Stored data:

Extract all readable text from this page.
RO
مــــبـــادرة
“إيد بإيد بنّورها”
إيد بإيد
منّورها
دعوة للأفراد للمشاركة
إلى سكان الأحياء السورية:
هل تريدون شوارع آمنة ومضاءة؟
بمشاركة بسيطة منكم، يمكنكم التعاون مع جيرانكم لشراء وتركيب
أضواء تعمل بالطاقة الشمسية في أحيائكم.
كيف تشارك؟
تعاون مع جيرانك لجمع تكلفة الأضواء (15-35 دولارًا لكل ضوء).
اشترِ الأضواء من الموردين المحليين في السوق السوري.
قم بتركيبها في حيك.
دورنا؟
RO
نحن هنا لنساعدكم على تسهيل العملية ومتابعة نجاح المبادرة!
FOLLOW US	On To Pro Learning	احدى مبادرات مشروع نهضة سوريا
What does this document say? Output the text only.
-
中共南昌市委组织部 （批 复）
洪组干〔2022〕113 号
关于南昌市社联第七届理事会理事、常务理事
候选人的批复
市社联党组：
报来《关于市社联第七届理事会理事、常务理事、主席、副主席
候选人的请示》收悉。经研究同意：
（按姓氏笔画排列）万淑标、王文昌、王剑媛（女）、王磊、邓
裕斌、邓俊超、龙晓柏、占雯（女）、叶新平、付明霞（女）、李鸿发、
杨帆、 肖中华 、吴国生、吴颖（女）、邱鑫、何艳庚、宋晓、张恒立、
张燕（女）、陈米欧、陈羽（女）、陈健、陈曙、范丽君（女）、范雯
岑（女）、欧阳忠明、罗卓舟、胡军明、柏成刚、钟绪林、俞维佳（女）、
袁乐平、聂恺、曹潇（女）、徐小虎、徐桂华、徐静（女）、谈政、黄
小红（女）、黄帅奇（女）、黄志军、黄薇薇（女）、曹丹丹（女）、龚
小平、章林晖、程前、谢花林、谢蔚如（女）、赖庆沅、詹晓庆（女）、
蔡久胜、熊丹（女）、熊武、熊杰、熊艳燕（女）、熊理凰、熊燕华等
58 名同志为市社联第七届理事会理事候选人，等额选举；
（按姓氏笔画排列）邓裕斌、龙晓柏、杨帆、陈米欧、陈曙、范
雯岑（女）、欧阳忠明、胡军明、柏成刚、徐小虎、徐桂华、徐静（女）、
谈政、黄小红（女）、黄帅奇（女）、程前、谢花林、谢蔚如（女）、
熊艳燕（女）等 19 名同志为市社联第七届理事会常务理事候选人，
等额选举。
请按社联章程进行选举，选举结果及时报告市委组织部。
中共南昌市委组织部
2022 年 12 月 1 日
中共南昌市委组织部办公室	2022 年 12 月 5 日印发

Goal: Please restate the records in full, word for word.

Written reply:
Extract all readable text from this page.
RO
مــــبـــادرة
“إيد بإيد بنّورها”
إيد بإيد
منّورها
دعوة للأفراد للمشاركة
إلى سكان الأحياء السورية:
هل تريدون شوارع آمنة ومضاءة؟
بمشاركة بسيطة منكم، يمكنكم التعاون مع جيرانكم لشراء وتركيب
أضواء تعمل بالطاقة الشمسية في أحيائكم.
كيف تشارك؟
تعاون مع جيرانك لجمع تكلفة الأضواء (15-35 دولارًا لكل ضوء).
اشترِ الأضواء من الموردين المحليين في السوق السوري.
قم بتركيبها في حيك.
دورنا؟
RO
نحن هنا لنساعدكم على تسهيل العملية ومتابعة نجاح المبادرة!
FOLLOW US	On To Pro Learning	احدى مبادرات مشروع نهضة سوريا
What does this document say? Output the text only.
-
中共南昌市委组织部 （批 复）
洪组干〔2022〕113 号
关于南昌市社联第七届理事会理事、常务理事
候选人的批复
市社联党组：
报来《关于市社联第七届理事会理事、常务理事、主席、副主席
候选人的请示》收悉。经研究同意：
（按姓氏笔画排列）万淑标、王文昌、王剑媛（女）、王磊、邓
裕斌、邓俊超、龙晓柏、占雯（女）、叶新平、付明霞（女）、李鸿发、
杨帆、 肖中华 、吴国生、吴颖（女）、邱鑫、何艳庚、宋晓、张恒立、
张燕（女）、陈米欧、陈羽（女）、陈健、陈曙、范丽君（女）、范雯
岑（女）、欧阳忠明、罗卓舟、胡军明、柏成刚、钟绪林、俞维佳（女）、
袁乐平、聂恺、曹潇（女）、徐小虎、徐桂华、徐静（女）、谈政、黄
小红（女）、黄帅奇（女）、黄志军、黄薇薇（女）、曹丹丹（女）、龚
小平、章林晖、程前、谢花林、谢蔚如（女）、赖庆沅、詹晓庆（女）、
蔡久胜、熊丹（女）、熊武、熊杰、熊艳燕（女）、熊理凰、熊燕华等
58 名同志为市社联第七届理事会理事候选人，等额选举；
（按姓氏笔画排列）邓裕斌、龙晓柏、杨帆、陈米欧、陈曙、范
雯岑（女）、欧阳忠明、胡军明、柏成刚、徐小虎、徐桂华、徐静（女）、
谈政、黄小红（女）、黄帅奇（女）、程前、谢花林、谢蔚如（女）、
熊艳燕（女）等 19 名同志为市社联第七届理事会常务理事候选人，
等额选举。
请按社联章程进行选举，选举结果及时报告市委组织部。
中共南昌市委组织部
2022 年 12 月 1 日
中共南昌市委组织部办公室	2022 年 12 月 5 日印发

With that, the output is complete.